• Record extracts
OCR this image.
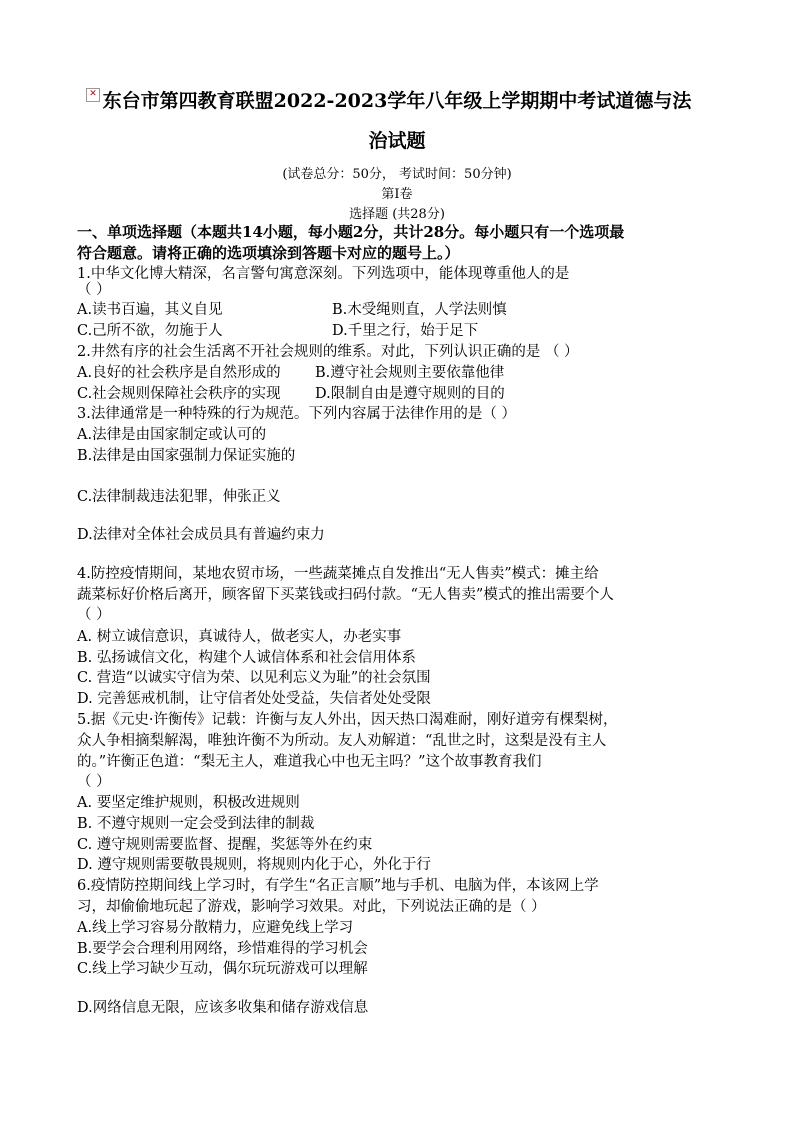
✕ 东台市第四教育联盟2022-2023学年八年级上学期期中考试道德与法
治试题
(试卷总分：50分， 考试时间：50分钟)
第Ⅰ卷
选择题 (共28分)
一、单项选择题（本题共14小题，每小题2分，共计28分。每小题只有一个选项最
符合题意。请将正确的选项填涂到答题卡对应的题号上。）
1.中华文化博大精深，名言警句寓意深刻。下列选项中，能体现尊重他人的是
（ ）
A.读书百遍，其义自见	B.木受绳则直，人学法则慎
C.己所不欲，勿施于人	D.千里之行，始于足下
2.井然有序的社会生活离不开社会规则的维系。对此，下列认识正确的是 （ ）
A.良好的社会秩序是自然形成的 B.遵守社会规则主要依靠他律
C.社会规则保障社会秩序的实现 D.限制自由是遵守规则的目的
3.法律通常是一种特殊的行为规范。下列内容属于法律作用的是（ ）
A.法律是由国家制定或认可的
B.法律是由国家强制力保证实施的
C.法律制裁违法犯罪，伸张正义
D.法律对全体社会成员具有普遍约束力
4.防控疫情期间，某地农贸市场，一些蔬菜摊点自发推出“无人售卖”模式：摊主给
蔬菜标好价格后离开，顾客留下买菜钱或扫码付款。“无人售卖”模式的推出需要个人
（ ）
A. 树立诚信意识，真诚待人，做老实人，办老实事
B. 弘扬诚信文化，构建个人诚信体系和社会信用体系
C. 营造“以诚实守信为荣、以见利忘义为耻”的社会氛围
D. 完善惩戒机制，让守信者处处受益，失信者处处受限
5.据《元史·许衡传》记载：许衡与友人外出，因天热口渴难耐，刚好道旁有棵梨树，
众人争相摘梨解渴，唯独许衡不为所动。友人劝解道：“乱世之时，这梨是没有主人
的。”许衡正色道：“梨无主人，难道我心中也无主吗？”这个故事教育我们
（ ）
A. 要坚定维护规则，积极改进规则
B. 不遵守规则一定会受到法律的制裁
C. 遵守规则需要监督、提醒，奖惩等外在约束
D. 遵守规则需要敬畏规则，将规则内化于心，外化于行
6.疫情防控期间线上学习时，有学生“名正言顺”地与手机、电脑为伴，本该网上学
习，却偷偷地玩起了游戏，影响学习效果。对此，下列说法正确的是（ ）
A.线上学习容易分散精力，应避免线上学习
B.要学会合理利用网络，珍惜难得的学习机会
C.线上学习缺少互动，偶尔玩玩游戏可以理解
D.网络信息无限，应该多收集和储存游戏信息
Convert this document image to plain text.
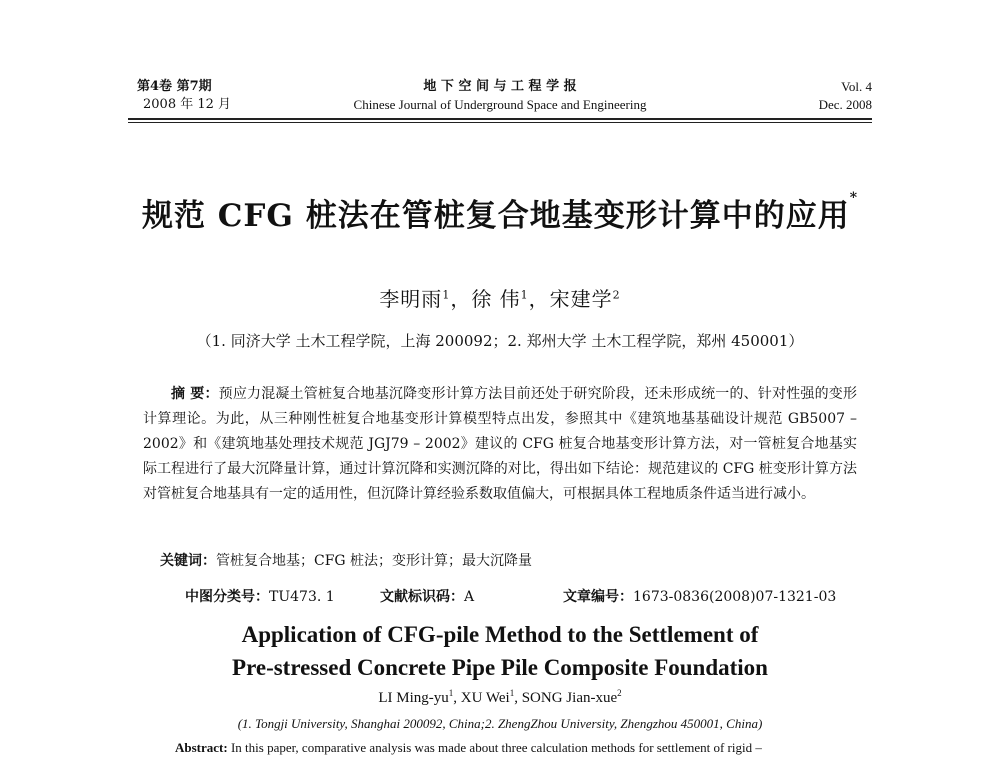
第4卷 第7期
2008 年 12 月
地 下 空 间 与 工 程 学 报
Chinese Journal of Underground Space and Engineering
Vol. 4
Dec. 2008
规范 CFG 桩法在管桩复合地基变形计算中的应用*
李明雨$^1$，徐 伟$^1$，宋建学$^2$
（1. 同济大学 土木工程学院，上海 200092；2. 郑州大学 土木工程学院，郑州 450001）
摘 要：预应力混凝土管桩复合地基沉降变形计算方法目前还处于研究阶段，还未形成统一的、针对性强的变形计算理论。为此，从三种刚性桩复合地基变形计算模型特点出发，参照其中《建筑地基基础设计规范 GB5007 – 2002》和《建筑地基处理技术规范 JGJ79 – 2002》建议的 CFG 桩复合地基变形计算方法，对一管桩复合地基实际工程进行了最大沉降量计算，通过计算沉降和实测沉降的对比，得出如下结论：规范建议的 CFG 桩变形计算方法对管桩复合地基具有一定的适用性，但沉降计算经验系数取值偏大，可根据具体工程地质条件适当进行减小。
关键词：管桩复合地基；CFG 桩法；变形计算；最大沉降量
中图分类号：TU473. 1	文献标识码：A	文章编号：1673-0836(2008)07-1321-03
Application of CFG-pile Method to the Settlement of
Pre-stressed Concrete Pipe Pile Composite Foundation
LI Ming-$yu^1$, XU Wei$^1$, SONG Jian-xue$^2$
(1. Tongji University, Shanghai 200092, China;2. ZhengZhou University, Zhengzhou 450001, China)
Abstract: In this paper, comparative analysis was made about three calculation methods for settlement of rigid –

• Exercise description
Report every line in the data above in which the word "image" appears.

• Result of this exercise
OCR this image.
Convert this document image to plain text.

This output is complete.